··· The input ···
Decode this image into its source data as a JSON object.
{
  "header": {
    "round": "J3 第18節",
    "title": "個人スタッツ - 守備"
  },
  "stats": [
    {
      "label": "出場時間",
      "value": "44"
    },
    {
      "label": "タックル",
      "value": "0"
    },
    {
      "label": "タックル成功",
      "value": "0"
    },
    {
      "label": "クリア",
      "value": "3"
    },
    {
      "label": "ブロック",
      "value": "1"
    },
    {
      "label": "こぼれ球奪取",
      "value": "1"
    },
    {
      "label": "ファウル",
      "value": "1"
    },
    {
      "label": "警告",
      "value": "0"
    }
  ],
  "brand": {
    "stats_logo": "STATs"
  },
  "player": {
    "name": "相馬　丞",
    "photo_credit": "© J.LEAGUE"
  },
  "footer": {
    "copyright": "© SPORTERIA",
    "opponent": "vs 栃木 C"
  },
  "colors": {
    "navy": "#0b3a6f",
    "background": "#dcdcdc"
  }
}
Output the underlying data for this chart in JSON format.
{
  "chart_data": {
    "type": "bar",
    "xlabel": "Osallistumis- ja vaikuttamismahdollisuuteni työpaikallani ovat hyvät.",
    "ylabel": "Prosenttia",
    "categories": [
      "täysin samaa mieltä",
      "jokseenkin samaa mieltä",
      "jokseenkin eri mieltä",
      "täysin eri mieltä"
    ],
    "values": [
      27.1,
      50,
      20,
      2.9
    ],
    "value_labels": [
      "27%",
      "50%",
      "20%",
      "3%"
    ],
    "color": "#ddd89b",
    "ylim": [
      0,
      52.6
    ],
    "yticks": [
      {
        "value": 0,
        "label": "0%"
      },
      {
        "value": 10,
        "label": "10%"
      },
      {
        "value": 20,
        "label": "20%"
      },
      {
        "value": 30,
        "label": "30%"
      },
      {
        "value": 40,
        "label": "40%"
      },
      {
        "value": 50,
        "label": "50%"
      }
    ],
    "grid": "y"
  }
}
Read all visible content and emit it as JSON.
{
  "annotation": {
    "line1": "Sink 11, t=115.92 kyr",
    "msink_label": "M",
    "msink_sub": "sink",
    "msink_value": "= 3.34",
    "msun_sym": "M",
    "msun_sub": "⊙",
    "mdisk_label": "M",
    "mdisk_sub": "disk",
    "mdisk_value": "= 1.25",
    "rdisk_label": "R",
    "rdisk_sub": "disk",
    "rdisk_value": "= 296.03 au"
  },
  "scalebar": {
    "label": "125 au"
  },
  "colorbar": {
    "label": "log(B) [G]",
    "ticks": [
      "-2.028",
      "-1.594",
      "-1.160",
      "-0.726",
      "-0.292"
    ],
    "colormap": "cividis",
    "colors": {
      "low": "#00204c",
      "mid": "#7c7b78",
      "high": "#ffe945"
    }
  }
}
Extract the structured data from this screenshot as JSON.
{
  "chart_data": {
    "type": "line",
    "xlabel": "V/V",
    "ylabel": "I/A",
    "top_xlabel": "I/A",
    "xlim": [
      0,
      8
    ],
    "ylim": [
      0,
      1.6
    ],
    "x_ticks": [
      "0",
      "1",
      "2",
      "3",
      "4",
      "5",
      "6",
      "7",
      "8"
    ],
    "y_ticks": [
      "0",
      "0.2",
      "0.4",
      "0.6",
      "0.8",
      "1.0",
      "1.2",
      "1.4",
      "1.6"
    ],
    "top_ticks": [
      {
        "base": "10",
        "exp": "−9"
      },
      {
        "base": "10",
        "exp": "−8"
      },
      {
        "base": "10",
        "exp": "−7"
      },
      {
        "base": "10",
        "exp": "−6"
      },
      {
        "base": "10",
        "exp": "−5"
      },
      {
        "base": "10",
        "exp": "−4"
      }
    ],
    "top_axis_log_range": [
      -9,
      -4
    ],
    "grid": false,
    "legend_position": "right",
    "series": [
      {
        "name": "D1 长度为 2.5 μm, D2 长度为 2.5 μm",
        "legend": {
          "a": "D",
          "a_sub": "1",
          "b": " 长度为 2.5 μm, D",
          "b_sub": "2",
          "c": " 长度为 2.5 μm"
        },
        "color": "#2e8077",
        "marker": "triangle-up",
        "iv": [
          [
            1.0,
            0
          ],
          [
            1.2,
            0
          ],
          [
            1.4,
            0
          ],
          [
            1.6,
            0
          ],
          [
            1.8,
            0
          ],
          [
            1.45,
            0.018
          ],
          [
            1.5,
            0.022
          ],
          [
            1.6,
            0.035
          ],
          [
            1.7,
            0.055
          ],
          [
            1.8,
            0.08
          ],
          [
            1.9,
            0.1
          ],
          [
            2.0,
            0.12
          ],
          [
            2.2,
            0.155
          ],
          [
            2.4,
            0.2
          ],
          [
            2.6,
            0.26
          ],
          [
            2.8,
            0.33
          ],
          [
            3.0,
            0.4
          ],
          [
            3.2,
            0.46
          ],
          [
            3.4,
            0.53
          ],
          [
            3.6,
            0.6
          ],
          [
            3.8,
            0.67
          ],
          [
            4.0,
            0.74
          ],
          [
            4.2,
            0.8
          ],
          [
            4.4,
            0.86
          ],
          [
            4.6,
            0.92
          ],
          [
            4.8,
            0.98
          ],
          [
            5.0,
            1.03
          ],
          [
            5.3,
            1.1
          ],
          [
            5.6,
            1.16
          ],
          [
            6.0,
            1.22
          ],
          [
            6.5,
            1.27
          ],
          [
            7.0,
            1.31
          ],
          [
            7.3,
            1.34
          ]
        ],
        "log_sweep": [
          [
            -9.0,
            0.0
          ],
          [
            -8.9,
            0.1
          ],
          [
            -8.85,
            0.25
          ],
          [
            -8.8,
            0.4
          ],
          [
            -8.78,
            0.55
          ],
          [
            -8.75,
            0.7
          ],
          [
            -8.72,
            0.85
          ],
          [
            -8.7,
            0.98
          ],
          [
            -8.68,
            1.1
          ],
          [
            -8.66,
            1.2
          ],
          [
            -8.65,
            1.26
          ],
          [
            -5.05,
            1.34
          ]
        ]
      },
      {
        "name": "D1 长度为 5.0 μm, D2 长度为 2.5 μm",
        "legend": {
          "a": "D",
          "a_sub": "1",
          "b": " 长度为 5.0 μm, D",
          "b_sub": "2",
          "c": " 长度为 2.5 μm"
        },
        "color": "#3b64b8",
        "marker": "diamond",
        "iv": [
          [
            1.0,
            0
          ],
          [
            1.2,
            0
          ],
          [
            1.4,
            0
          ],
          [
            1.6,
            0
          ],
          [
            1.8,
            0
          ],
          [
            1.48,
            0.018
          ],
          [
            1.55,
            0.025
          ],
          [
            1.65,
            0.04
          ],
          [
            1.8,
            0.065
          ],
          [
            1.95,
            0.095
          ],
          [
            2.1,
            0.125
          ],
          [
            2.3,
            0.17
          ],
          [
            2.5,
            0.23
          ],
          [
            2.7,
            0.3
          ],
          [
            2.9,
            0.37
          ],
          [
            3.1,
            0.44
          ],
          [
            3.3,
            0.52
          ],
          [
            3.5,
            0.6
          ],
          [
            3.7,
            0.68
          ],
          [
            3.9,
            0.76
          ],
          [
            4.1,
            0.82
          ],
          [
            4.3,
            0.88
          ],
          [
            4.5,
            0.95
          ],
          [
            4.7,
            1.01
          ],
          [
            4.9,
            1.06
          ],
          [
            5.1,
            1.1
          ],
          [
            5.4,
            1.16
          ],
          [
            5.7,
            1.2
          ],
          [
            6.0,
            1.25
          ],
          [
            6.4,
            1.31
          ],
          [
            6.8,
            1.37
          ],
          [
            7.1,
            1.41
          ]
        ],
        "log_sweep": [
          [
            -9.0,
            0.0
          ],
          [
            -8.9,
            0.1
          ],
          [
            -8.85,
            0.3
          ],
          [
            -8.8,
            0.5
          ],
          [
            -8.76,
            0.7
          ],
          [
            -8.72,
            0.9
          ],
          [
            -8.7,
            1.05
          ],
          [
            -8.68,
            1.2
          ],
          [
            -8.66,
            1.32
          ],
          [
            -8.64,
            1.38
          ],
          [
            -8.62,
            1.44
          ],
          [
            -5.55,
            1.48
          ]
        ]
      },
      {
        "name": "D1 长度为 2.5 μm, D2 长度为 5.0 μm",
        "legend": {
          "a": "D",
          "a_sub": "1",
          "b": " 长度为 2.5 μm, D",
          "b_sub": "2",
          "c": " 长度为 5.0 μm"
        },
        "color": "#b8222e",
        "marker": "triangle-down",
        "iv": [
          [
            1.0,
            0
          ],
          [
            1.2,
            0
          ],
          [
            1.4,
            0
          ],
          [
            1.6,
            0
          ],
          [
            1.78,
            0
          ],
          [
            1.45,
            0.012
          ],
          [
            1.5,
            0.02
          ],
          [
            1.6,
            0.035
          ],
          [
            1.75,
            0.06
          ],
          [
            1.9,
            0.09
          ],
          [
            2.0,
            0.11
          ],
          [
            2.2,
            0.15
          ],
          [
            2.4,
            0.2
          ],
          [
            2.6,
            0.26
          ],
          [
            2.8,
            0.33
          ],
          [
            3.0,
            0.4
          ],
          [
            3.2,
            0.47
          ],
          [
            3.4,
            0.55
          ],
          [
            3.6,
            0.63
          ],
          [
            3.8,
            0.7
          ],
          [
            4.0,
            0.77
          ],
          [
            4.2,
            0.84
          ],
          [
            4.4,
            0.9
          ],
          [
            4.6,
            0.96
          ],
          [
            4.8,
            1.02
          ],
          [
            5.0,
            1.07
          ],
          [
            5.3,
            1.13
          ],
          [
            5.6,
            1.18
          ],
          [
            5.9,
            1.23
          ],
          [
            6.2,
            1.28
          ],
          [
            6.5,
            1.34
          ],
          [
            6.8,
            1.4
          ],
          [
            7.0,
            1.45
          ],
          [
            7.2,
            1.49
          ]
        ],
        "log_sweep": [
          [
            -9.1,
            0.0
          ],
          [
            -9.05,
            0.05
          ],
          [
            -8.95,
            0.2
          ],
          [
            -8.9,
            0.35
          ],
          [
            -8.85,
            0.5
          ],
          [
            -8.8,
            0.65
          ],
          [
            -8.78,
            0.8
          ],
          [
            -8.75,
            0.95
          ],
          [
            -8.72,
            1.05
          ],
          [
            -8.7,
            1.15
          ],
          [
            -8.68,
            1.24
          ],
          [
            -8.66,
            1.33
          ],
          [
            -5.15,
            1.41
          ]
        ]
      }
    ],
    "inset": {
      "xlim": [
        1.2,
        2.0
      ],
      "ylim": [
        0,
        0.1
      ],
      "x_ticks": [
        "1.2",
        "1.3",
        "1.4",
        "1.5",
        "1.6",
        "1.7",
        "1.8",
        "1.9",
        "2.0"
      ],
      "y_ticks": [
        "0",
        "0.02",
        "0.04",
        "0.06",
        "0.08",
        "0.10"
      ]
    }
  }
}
···
» Objective
Going through the records above, state how many lines carry "triangle", with no other text.

» Exercise output
2